Nous parlons ici de la pointe de l’iceberg du travail féministe, ce travail à la fois calme et bruyant, tenace et courageux; parfois issu de la prise de conscience quotidienne et toujours de l’organisation collective. C’est un mouvement pluriel qui a une longue trajectoire et une histoire dont nous sommes fières.

Depuis plus de 40 ans, nous les femmes nous sommes rebellées contre le féroce système d’interdictions et de répression imposé par la dictature [franquiste]. Nous n’avions même pas le droit d’avoir des droits et, tout comme cela s’est passé dans les autres luttes sociales, le régime a enterré les conquêtes de nous précurseures. Nous avons été insoumises et provocatrices face aux fortes résistances d’une société dans laquelle le machisme était endémique.

A l’époque, tout comme aujourd’hui, nous voulions tout changer: depuis les rapports personnels marqués par les privilèges des hommes et l’imaginaire collectif des codes de genre jusqu’à la sexualité; depuis le système économique et le caractère confessionnel de l’Etat, la structure familiale, les inégalités, l’éducation – jusqu’aux lois. Bref, nous voulions changer tout ce qui étouffait nos vies.

Nous avions besoin – et nous avons toujours besoin – d’une démocratie qui garantisse les droits de toutes, mais la Constitution de 1978 a laissé de côté une grande partie des propositions de ce mouvement féministe fort et déterminé.

_Consigne écrite_
Poursuivez le texte sur le mouvement féministe en enchaînant directement après sa dernière phrase.

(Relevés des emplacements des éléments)
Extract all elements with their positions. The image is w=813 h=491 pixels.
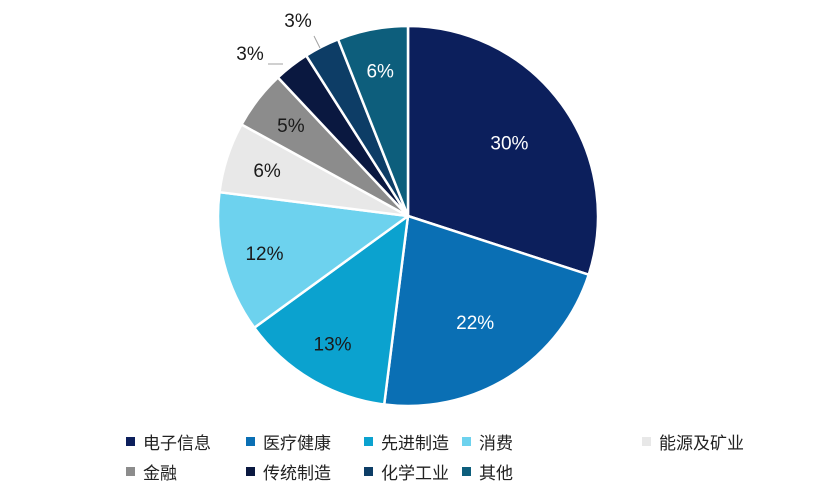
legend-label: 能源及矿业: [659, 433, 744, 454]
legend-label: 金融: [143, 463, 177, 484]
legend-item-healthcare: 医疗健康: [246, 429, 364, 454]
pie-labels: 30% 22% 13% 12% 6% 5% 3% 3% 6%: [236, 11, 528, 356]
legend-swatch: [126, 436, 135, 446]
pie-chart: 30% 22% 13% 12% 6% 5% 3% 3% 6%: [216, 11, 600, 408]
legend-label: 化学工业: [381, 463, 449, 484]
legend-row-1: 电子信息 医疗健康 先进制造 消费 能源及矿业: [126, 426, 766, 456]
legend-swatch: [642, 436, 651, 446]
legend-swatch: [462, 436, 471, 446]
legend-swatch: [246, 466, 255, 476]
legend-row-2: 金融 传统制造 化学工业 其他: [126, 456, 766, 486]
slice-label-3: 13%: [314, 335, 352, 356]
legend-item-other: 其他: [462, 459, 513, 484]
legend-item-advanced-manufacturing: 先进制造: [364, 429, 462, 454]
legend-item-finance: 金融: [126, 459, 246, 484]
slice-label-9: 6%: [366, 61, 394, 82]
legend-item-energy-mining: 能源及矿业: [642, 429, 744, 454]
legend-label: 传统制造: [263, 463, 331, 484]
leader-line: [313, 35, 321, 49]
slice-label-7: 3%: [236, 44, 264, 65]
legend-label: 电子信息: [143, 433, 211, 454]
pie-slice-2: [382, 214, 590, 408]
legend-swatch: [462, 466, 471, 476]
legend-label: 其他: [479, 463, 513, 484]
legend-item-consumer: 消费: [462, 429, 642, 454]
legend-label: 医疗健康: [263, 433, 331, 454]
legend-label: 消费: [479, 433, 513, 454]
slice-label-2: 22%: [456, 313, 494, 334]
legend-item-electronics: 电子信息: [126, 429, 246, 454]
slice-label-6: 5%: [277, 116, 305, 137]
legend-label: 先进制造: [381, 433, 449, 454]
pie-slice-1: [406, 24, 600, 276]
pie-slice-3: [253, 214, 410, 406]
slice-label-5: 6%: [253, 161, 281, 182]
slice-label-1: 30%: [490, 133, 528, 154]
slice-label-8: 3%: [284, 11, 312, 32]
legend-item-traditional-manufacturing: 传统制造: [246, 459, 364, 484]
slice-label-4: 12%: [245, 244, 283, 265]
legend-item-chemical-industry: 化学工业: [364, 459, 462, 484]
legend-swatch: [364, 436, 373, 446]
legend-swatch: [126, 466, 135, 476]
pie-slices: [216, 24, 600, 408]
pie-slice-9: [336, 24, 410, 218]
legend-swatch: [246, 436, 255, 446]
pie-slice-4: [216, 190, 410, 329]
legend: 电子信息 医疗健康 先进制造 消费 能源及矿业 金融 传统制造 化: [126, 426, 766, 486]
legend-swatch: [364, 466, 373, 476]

_Résultat produit_
Nous avons été très critiques à l’égard de cette exclusion, mais nous n’avons jamais flanché. Pendant des décennies, en traversant des situations économiques et politiques très différentes, nous avons été confrontées aux dures conditions que nous impose le patriarcat. Et tout au long de ce cheminement, nous avons exigé des changements dans les idées, dans les comportements quotidiens, dans les rapports de domination des hommes sur les femmes, nous avons revendiqué des politiques publiques qui garantissent l’exercice de nos droits dans la liberté et l’égalité réelles.

Nous avons également souligné la division sexuelle dans le domaine du travail, qui est tellement fonctionnelle pour le système économique et l’hétéro patriarcat, qui rend invisible une partie du travail que nous, les femmes, effectuons, celui les soins et du travail domestique, et qui détermine notre position dans la société.

Mais la révolution féministe a également lieu dans le domaine des idées. Avec des écrits, des manifestes, des slogans et des chants, depuis les dialogues dans la rue jusqu’aux débats universitaires, s’est forgée une pensée féministe féconde qui conteste les tentatives de naturaliser la domination des femmes par les hommes. Les Journées féministes organisées depuis 1975 et 1979, qui ont réuni plus de 3000 activistes, sont de véritables laboratoires d’expériences, d’idées et de débats sur les vécus des femmes.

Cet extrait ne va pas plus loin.